Sort through the entries below and pull out lines containing the word "JSON".

- [Records for this exercise]
----------
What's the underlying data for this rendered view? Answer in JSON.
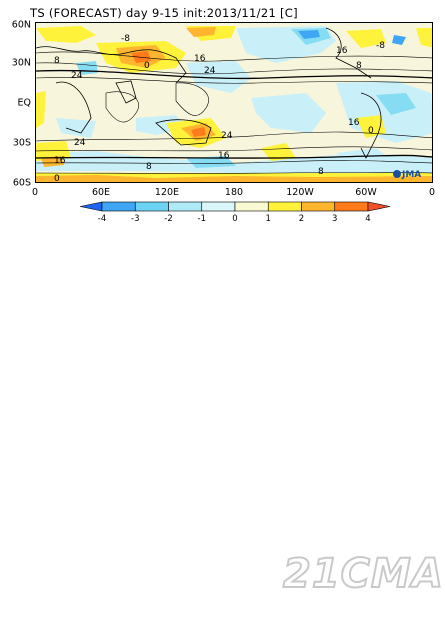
{
  "title": "TS (FORECAST) day 9-15 init:2013/11/21  [C]",
  "map": {
    "lat_labels": [
      "60N",
      "30N",
      "EQ",
      "30S",
      "60S"
    ],
    "lon_labels": [
      "0",
      "60E",
      "120E",
      "180",
      "120W",
      "60W",
      "0"
    ],
    "contour_labels": [
      "-8",
      "8",
      "16",
      "24",
      "0",
      "-8",
      "16",
      "24",
      "24",
      "16",
      "8",
      "0",
      "8",
      "24",
      "16",
      "0",
      "16",
      "8"
    ],
    "logo": "JMA"
  },
  "colorbar": {
    "tick_labels": [
      "-4",
      "-3",
      "-2",
      "-1",
      "0",
      "1",
      "2",
      "3",
      "4"
    ],
    "colors": [
      "#1e64f0",
      "#3fa6f5",
      "#6dd3f5",
      "#aeeaf8",
      "#d9f6fa",
      "#fafad2",
      "#fff23a",
      "#ffb52e",
      "#ff7a1a",
      "#f0502a"
    ]
  },
  "watermark": "21CMA"
}
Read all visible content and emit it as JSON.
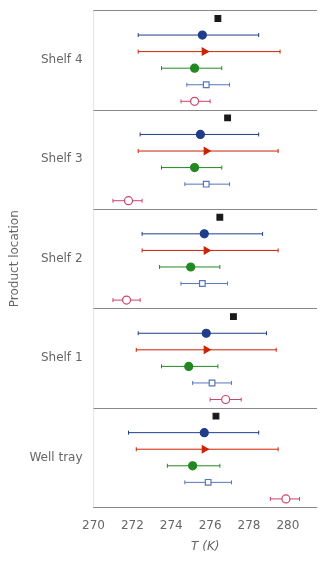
{
  "chart_data": {
    "type": "scatter",
    "categories": [
      "Well tray",
      "Shelf 1",
      "Shelf 2",
      "Shelf 3",
      "Shelf 4"
    ],
    "xlabel": "T (K)",
    "ylabel": "Product location",
    "xlim": [
      270,
      281.5
    ],
    "xticks": [
      270,
      272,
      274,
      276,
      278,
      280
    ],
    "grid": false,
    "series": [
      {
        "color": "#1a1a1a",
        "marker": "square",
        "values": [
          276.3,
          277.2,
          276.5,
          276.9,
          276.4
        ]
      },
      {
        "color": "#1f3d8a",
        "marker": "circle",
        "values": [
          275.7,
          275.8,
          275.7,
          275.5,
          275.6
        ],
        "low": [
          271.8,
          272.3,
          272.5,
          272.4,
          272.3
        ],
        "high": [
          278.5,
          278.9,
          278.7,
          278.5,
          278.5
        ]
      },
      {
        "color": "#cc2200",
        "marker": "triangle-right",
        "values": [
          275.7,
          275.8,
          275.8,
          275.8,
          275.7
        ],
        "low": [
          272.2,
          272.2,
          272.5,
          272.3,
          272.3
        ],
        "high": [
          279.5,
          279.4,
          279.5,
          279.5,
          279.6
        ]
      },
      {
        "color": "#228822",
        "marker": "circle",
        "values": [
          275.1,
          274.9,
          275.0,
          275.2,
          275.2
        ],
        "low": [
          273.8,
          273.5,
          273.4,
          273.5,
          273.5
        ],
        "high": [
          276.5,
          276.4,
          276.5,
          276.6,
          276.6
        ]
      },
      {
        "color": "#5577bb",
        "marker": "open-square",
        "values": [
          275.9,
          276.1,
          275.6,
          275.8,
          275.8
        ],
        "low": [
          274.7,
          275.1,
          274.5,
          274.7,
          274.8
        ],
        "high": [
          277.1,
          277.1,
          276.9,
          277.0,
          277.0
        ]
      },
      {
        "color": "#cc4466",
        "marker": "open-circle",
        "values": [
          279.9,
          276.8,
          271.7,
          271.8,
          275.2
        ],
        "low": [
          279.1,
          276.0,
          271.0,
          271.0,
          274.5
        ],
        "high": [
          280.6,
          277.6,
          272.4,
          272.5,
          276.0
        ]
      }
    ]
  }
}
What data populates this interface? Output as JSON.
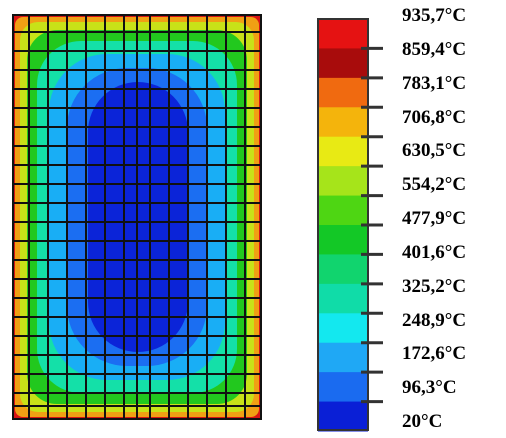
{
  "title": "",
  "colormap": [
    "#0a1fd6",
    "#1a6bf0",
    "#1fa8f5",
    "#13e8ef",
    "#10dca8",
    "#11d46e",
    "#13c826",
    "#4ed613",
    "#a6e41a",
    "#e8ea14",
    "#f4b40c",
    "#f06a10",
    "#a80c0c",
    "#e51212"
  ],
  "legend_labels": [
    "935,7°C",
    "859,4°C",
    "783,1°C",
    "706,8°C",
    "630,5°C",
    "554,2°C",
    "477,9°C",
    "401,6°C",
    "325,2°C",
    "248,9°C",
    "172,6°C",
    "96,3°C",
    "20°C"
  ]
}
----------
- [Output of the task]
What's the underlying data for this rendered view? Answer in JSON.
Read all visible content and emit it as JSON.
What data populates this interface? Output as JSON.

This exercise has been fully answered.